**The problem:**
Every record below should be printed exactly as given.

**Listed records:**
** START **
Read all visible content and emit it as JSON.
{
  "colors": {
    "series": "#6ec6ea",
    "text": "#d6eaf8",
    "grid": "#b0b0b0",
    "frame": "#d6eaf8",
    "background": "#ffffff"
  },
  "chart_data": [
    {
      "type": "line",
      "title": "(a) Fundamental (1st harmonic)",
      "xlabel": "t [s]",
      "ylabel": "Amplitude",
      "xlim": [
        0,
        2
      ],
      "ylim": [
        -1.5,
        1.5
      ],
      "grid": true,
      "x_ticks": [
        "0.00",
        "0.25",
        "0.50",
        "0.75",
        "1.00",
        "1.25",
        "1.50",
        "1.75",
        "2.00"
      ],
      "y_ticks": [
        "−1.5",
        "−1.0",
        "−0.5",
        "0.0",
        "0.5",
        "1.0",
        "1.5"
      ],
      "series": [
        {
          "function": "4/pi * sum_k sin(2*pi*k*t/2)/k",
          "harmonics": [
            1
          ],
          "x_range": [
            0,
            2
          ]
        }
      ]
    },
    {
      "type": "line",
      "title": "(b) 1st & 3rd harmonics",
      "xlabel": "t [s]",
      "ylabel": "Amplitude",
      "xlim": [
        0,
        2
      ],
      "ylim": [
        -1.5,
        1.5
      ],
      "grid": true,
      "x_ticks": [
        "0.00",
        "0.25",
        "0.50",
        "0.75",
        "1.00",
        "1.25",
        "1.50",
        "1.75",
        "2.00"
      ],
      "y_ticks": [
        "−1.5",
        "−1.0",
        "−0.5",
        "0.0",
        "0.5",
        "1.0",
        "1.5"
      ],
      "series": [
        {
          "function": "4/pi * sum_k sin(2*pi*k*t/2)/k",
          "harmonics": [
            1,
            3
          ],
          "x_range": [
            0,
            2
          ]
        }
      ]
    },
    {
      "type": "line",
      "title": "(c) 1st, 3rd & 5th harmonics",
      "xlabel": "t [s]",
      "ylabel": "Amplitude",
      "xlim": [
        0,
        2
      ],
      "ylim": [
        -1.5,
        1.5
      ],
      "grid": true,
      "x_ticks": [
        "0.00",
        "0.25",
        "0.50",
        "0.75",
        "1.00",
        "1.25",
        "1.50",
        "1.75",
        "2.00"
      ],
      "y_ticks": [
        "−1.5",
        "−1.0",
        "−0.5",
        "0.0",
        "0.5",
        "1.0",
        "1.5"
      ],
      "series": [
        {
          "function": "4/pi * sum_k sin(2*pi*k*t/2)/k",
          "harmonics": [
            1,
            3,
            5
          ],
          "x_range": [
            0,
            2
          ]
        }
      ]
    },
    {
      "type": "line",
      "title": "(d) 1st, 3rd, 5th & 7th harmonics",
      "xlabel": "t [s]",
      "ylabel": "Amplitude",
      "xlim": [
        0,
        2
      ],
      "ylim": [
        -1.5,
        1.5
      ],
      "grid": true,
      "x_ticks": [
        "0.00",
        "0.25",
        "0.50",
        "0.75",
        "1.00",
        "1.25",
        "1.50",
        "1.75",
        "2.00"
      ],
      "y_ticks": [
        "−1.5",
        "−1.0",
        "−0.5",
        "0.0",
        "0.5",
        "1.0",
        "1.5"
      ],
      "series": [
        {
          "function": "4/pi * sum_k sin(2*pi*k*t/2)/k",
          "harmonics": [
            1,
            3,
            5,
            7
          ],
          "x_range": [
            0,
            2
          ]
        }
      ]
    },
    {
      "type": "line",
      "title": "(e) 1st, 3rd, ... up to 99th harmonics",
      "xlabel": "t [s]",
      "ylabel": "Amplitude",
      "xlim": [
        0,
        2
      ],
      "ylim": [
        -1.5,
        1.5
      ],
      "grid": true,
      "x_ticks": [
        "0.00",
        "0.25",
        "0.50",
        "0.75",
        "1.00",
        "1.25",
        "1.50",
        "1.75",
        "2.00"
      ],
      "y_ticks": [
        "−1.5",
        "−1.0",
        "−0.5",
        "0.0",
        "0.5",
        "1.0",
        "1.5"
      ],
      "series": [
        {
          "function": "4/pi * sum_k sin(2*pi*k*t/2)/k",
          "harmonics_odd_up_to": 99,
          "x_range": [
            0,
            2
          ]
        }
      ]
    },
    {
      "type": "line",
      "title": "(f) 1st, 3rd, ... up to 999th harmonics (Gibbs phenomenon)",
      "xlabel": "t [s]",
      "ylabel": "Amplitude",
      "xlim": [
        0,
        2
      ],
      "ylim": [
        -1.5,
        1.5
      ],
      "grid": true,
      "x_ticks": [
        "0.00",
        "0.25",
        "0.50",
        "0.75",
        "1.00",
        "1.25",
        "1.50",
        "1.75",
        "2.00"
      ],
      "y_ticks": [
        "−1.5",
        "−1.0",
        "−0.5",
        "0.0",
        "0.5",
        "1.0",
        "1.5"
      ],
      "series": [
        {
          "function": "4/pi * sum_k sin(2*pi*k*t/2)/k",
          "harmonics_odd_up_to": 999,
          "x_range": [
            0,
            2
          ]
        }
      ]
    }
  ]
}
** END **
**Answer in full:**
Read all visible content and emit it as JSON.
{
  "colors": {
    "series": "#6ec6ea",
    "text": "#d6eaf8",
    "grid": "#b0b0b0",
    "frame": "#d6eaf8",
    "background": "#ffffff"
  },
  "chart_data": [
    {
      "type": "line",
      "title": "(a) Fundamental (1st harmonic)",
      "xlabel": "t [s]",
      "ylabel": "Amplitude",
      "xlim": [
        0,
        2
      ],
      "ylim": [
        -1.5,
        1.5
      ],
      "grid": true,
      "x_ticks": [
        "0.00",
        "0.25",
        "0.50",
        "0.75",
        "1.00",
        "1.25",
        "1.50",
        "1.75",
        "2.00"
      ],
      "y_ticks": [
        "−1.5",
        "−1.0",
        "−0.5",
        "0.0",
        "0.5",
        "1.0",
        "1.5"
      ],
      "series": [
        {
          "function": "4/pi * sum_k sin(2*pi*k*t/2)/k",
          "harmonics": [
            1
          ],
          "x_range": [
            0,
            2
          ]
        }
      ]
    },
    {
      "type": "line",
      "title": "(b) 1st & 3rd harmonics",
      "xlabel": "t [s]",
      "ylabel": "Amplitude",
      "xlim": [
        0,
        2
      ],
      "ylim": [
        -1.5,
        1.5
      ],
      "grid": true,
      "x_ticks": [
        "0.00",
        "0.25",
        "0.50",
        "0.75",
        "1.00",
        "1.25",
        "1.50",
        "1.75",
        "2.00"
      ],
      "y_ticks": [
        "−1.5",
        "−1.0",
        "−0.5",
        "0.0",
        "0.5",
        "1.0",
        "1.5"
      ],
      "series": [
        {
          "function": "4/pi * sum_k sin(2*pi*k*t/2)/k",
          "harmonics": [
            1,
            3
          ],
          "x_range": [
            0,
            2
          ]
        }
      ]
    },
    {
      "type": "line",
      "title": "(c) 1st, 3rd & 5th harmonics",
      "xlabel": "t [s]",
      "ylabel": "Amplitude",
      "xlim": [
        0,
        2
      ],
      "ylim": [
        -1.5,
        1.5
      ],
      "grid": true,
      "x_ticks": [
        "0.00",
        "0.25",
        "0.50",
        "0.75",
        "1.00",
        "1.25",
        "1.50",
        "1.75",
        "2.00"
      ],
      "y_ticks": [
        "−1.5",
        "−1.0",
        "−0.5",
        "0.0",
        "0.5",
        "1.0",
        "1.5"
      ],
      "series": [
        {
          "function": "4/pi * sum_k sin(2*pi*k*t/2)/k",
          "harmonics": [
            1,
            3,
            5
          ],
          "x_range": [
            0,
            2
          ]
        }
      ]
    },
    {
      "type": "line",
      "title": "(d) 1st, 3rd, 5th & 7th harmonics",
      "xlabel": "t [s]",
      "ylabel": "Amplitude",
      "xlim": [
        0,
        2
      ],
      "ylim": [
        -1.5,
        1.5
      ],
      "grid": true,
      "x_ticks": [
        "0.00",
        "0.25",
        "0.50",
        "0.75",
        "1.00",
        "1.25",
        "1.50",
        "1.75",
        "2.00"
      ],
      "y_ticks": [
        "−1.5",
        "−1.0",
        "−0.5",
        "0.0",
        "0.5",
        "1.0",
        "1.5"
      ],
      "series": [
        {
          "function": "4/pi * sum_k sin(2*pi*k*t/2)/k",
          "harmonics": [
            1,
            3,
            5,
            7
          ],
          "x_range": [
            0,
            2
          ]
        }
      ]
    },
    {
      "type": "line",
      "title": "(e) 1st, 3rd, ... up to 99th harmonics",
      "xlabel": "t [s]",
      "ylabel": "Amplitude",
      "xlim": [
        0,
        2
      ],
      "ylim": [
        -1.5,
        1.5
      ],
      "grid": true,
      "x_ticks": [
        "0.00",
        "0.25",
        "0.50",
        "0.75",
        "1.00",
        "1.25",
        "1.50",
        "1.75",
        "2.00"
      ],
      "y_ticks": [
        "−1.5",
        "−1.0",
        "−0.5",
        "0.0",
        "0.5",
        "1.0",
        "1.5"
      ],
      "series": [
        {
          "function": "4/pi * sum_k sin(2*pi*k*t/2)/k",
          "harmonics_odd_up_to": 99,
          "x_range": [
            0,
            2
          ]
        }
      ]
    },
    {
      "type": "line",
      "title": "(f) 1st, 3rd, ... up to 999th harmonics (Gibbs phenomenon)",
      "xlabel": "t [s]",
      "ylabel": "Amplitude",
      "xlim": [
        0,
        2
      ],
      "ylim": [
        -1.5,
        1.5
      ],
      "grid": true,
      "x_ticks": [
        "0.00",
        "0.25",
        "0.50",
        "0.75",
        "1.00",
        "1.25",
        "1.50",
        "1.75",
        "2.00"
      ],
      "y_ticks": [
        "−1.5",
        "−1.0",
        "−0.5",
        "0.0",
        "0.5",
        "1.0",
        "1.5"
      ],
      "series": [
        {
          "function": "4/pi * sum_k sin(2*pi*k*t/2)/k",
          "harmonics_odd_up_to": 999,
          "x_range": [
            0,
            2
          ]
        }
      ]
    }
  ]
}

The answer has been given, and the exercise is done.